--- Given records ---
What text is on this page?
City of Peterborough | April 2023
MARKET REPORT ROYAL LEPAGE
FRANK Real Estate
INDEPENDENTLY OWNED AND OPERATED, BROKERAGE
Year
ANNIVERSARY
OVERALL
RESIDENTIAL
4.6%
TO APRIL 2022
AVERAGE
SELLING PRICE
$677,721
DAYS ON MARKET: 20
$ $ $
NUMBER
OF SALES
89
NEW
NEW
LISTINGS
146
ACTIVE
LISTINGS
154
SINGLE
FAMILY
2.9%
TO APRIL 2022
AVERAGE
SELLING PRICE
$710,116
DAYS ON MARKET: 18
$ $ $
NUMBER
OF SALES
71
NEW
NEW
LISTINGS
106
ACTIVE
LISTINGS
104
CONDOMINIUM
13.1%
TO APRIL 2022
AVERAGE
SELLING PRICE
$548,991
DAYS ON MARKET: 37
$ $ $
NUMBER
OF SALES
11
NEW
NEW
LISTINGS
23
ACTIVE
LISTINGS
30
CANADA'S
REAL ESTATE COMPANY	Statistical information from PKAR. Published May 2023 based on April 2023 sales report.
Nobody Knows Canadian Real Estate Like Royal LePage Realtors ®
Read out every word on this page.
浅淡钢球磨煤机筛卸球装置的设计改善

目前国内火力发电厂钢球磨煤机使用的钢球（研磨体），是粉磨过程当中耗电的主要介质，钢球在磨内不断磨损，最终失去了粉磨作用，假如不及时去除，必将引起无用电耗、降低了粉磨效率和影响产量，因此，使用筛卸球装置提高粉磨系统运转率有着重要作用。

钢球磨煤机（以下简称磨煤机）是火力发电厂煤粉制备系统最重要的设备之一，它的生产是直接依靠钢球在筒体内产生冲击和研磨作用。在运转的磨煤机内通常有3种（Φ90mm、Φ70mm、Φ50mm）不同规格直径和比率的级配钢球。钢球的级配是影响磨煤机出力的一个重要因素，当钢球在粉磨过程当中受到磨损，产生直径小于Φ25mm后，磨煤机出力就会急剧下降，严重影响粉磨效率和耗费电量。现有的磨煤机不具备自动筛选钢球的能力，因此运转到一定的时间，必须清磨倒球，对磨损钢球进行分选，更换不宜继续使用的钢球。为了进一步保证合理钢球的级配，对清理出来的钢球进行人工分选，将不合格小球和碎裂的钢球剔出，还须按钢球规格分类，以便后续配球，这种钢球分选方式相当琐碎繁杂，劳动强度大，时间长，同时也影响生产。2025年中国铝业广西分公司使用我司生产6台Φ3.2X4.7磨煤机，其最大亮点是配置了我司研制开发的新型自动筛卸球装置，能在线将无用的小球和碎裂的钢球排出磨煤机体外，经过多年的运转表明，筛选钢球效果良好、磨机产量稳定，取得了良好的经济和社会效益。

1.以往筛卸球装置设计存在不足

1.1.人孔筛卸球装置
---
Extract all lines of the records above that include "MARKET".

MARKET REPORT ROYAL LEPAGE
DAYS ON MARKET: 20
DAYS ON MARKET: 18
DAYS ON MARKET: 37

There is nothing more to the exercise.